> [Passage to read]:

<<<<

His last day on the job, Keibler burned the hypnosis tape of one of the Nittany Mall rapist victims of 1969, keeping a promise he had made to her parents all those years before, when Corporal Dan Brode had insisted on devoting time and resources to his theory that the rapist—who was believed to be a working man from the country and had probably never been on the Penn State campus—was the most likely suspect in the
Aardsma murder. They had pursued the idea much longer than they should have.
In January, Keibler phoned Captain Fiorani and asked him who he was going to assign to the case. To his dismay, Fiorani was noncommittal. “I said, ‘Captain, you have to have someone sitting on top of it.’ ” Fiorani, who clearly didn’t agree, said he just didn’t have an answer for him. In his typically plainspoken manner, Keibler said, “Well, make up your mind. I should have a month to talk to him, back and forth.” Fiorani questioned whether that was necessary, saying the new man could just read the report. Keibler snorted. “I said, ‘C’mon; there’s sixteen or seventeen hundred pages, plus fourteen years.’ ” It would take anyone a serious amount of time to get up to speed on a case like this. It also might have been worthwhile to have a new set of eyes go over the information that had accumulated over fourteen years. But it wasn’t to be.9
“No decision was ever made,” Keibler said. “I retired and did my thing. I became aware that nobody was assigned to follow it up.” Eventually, a cold case officer was assigned to the Aardsma case, but neither he nor any of his successors ever went to Keibler for a briefing about what had happened, he said.

>>>>

> [Stated goal]: Reproduce, word for word, everything in the passage on Keibler's retirement from "His last day" down to "they should have.".

> [Dataset content]:

<<<<

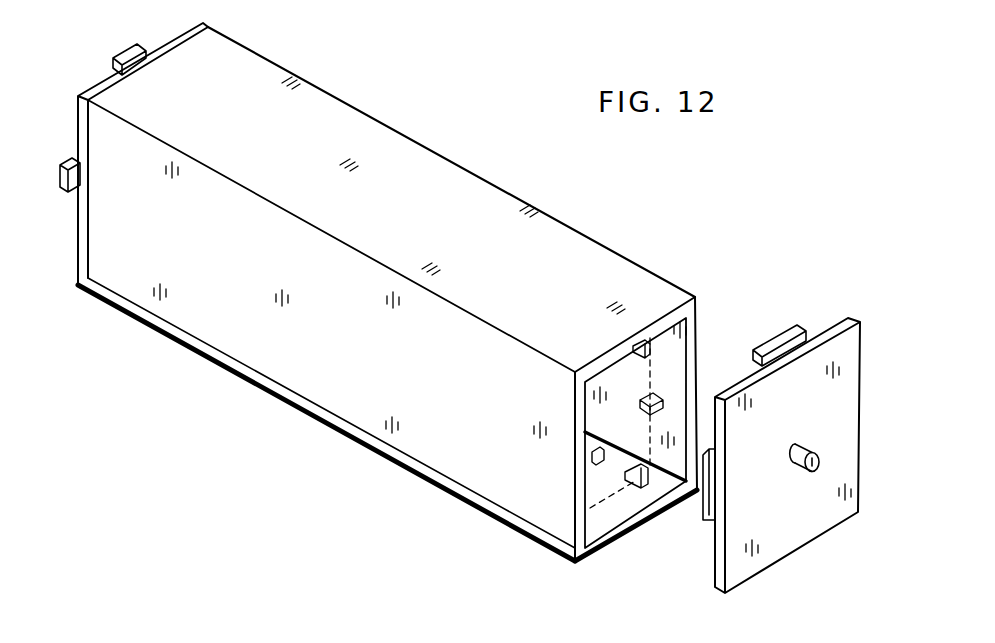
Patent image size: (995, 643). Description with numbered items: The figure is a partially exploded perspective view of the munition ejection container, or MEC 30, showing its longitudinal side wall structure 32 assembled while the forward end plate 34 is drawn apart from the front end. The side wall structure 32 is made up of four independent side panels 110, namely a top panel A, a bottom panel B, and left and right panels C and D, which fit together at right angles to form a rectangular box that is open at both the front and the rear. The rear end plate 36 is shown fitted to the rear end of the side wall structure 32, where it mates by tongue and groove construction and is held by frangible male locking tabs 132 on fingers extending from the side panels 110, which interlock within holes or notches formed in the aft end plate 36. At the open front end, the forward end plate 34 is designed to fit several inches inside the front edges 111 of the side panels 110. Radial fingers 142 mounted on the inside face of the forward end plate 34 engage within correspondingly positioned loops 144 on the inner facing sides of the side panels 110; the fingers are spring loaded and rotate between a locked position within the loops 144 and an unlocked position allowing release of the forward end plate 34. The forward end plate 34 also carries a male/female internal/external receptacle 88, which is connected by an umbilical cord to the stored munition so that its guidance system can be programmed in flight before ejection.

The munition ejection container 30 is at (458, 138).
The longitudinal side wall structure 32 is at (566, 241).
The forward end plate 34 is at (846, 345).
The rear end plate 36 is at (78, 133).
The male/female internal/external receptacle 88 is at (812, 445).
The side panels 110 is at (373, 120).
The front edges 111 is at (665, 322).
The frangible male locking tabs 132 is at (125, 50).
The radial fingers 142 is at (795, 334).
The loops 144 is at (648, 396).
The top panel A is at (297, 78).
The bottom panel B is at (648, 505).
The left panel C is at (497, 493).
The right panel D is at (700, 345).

>>>>

> [The response]:
His last day on the job, Keibler burned the hypnosis tape of one of the Nittany Mall rapist victims of 1969, keeping a promise he had made to her parents all those years before, when Corporal Dan Brode had insisted on devoting time and resources to his theory that the rapist—who was believed to be a working man from the country and had probably never been on the Penn State campus—was the most likely suspect in the
Aardsma murder. They had pursued the idea much longer than they should have.